TEXTE:
I like the old Bond movies, disait Colin Firth dans le sublime hommage parodique par Matthew Vaughn, Kingsman : Secret Service. Et nous aussi, on aime ça, les vieux Bond. Mais au fond, et il est important de se poser la question puisque, comme on va le voir, Spectre remet tout à plat sur la table, quelles en sont les caractéristiques majeures ? Voilà ce que l’on peut dégager : du côté très technique est précis, on veut un gun barrell en début de film, un générique de folie, un méchant haut en couleur, des James Bond-girls, mais aussi des répliques d’anthologie, un agent charmeur et drôle dans son côté pince-sans-rire, des actions et révélations invraisemblables qui nous rappellent quand même qu’on regarde une fiction, des scènes d’action épiques, des plans vertigineux aux quatre coins du monde… Et bien sûr, un héros qui gagne à la fin, sans trop de pertes humaines proches de lui mais en ayant bien donné physiquement quand même.
Spectre respecte tout cela, ou peut s’en faut. Enfin, Mendes apporte ce qu’il fallait à la saga pour complètement revivre, assumer le lourd héritage d’une bonne vingtaine de films. Le cahier des charges, et l’expression est pour une fois positive, est bien rempli : le générique qui, même si les intonations musicales qu’il proposent rappellent un peu trop Skyfall, est parfaitement accordé avec le film, empli d’images d’une beauté picturale assommante, et d’idées splendides comme celle des morts de la saga apparaissant en brume… En est la première pierre, à laquelle s’ajoute par exemple une scène d’ouverture dotée d’un remarquable plan-séquence, sur une attaque en pleine Fête des Morts à Mexico. Dès le départ, Mendes nous fait voyager, offre des plans à couper le souffle tant ils sont léchés et bien trouvés, loin de la caméra parfois épileptique, qui ne laissait rien voir, des opus précédents. S’ensuivront instants de bravoure, punchlines fréquentes sans pour autant handicaper le récit, moments de grâce et d’extase visuelle (le film a eu le Guiness de l’explosion la plus impressionnante, on ne dévoilera pas la scène mais … préparez vous à une grande claque !), et scènes de séduction d’une grande sensualité, comme Sean Connery savait à l’époque en proposer ! On a encore des frissons en souvenir de la scène avec Monica Belluci… Quand à Léa Seydoux, force est de constater que sa froideur habituelle va bien au rôle de Bond Girl, mais qu’elle sait aussi insuffler une belle émotion lors de scènes difficiles …
Scénaristiquement, le film peut être taxé pour certains d’une petite faiblesse, tant Mendes marque un trait. C’est sans doute ce qui dérangera les fans fraichement arrivés dans la saga : la tension dramatique se restreint, pour laisser place à un divertissement où l’action prime sur le reste. Si la chose peut gêner, il est bon de rappeler que le film est simplement fidèle au Bond des origines, dont on ne savait pas grand chose, que l’on se contentait de suivre dans ses aventures, l’exemple le plus formidable étant sans doute l’excellent mais très tiré par les cheveux Bons Baisers de Russie. L’intrigue est très simple dans ce Spectre, qui sait faire la part entre complications scénaristiques artificielles, et éclaircissements nécessaires et qui, si il n’est pas psychologique comme a pu l’être par exemple Skyfall, sait plonger son intrigue, pourtant correspondante à un modèle ancien, dans un monde original, froid, celui de la surveillance, de Snowden. Le progrès technologique affolant que connaît notre monde est pris en compte dans le film de Mendes, sublimé et au centre de l’intrigue, témoignant d’une vraie lucidité.

CONSIGNE: D'après la critique de Spectre, dans quelle ville et pendant quelle fête se déroule la scène d'ouverture, s'il vous plaît ? La liste n'intervient en rien dans cette consigne.

DONNÉES ENREGISTRÉES:

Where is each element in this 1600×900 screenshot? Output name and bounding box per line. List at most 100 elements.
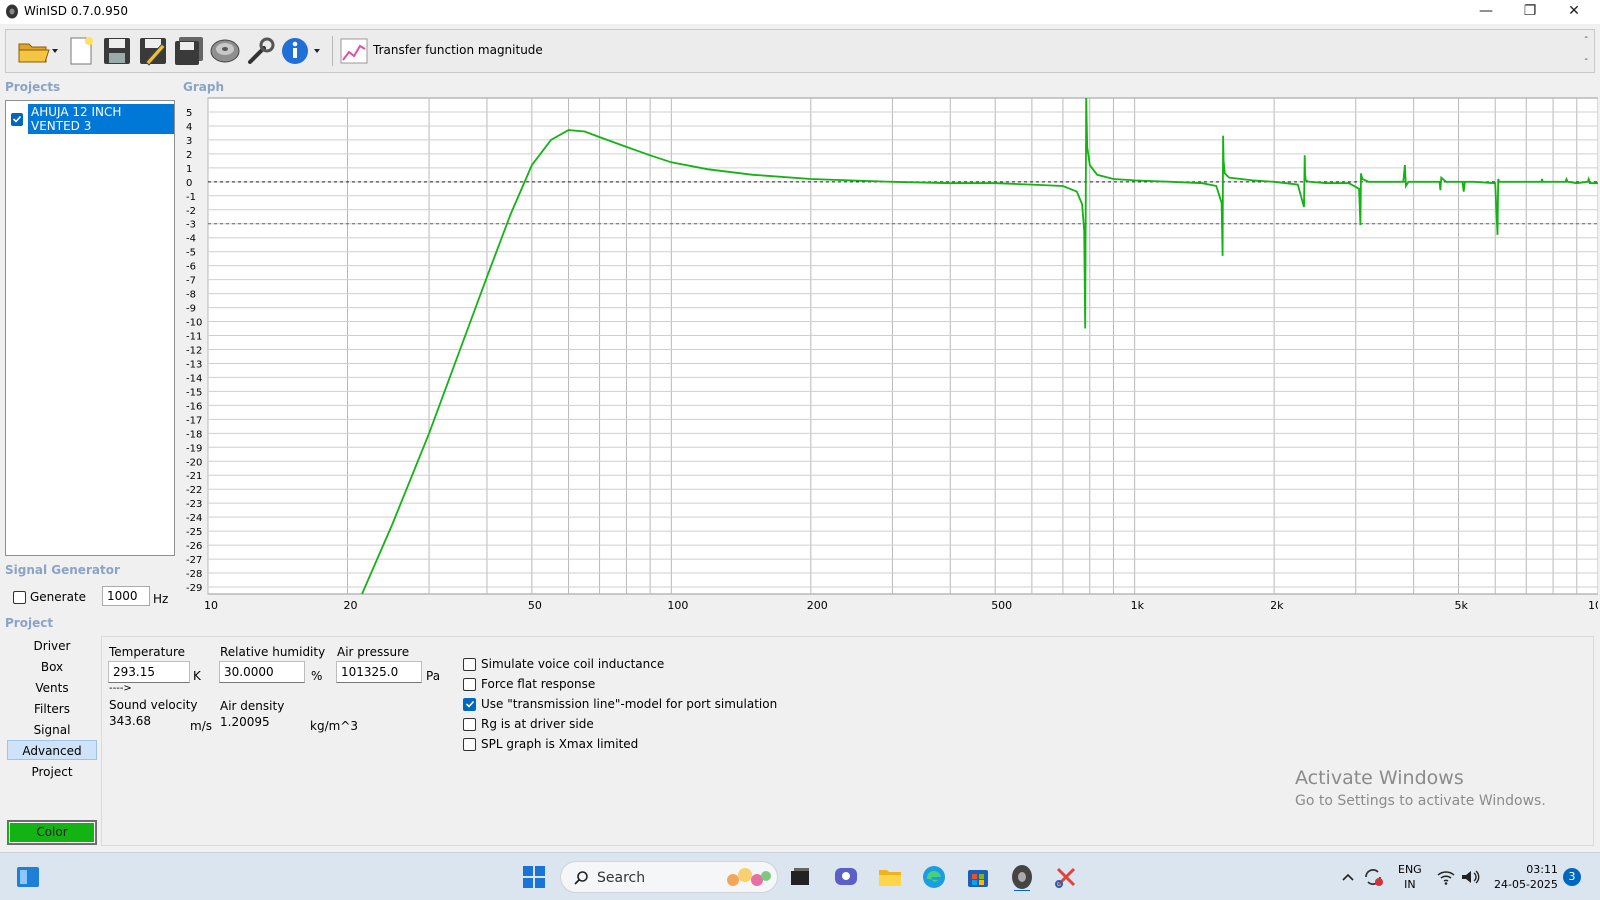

RÉPONSE RÉDIGÉE: À Mexico, en pleine Fête des Morts.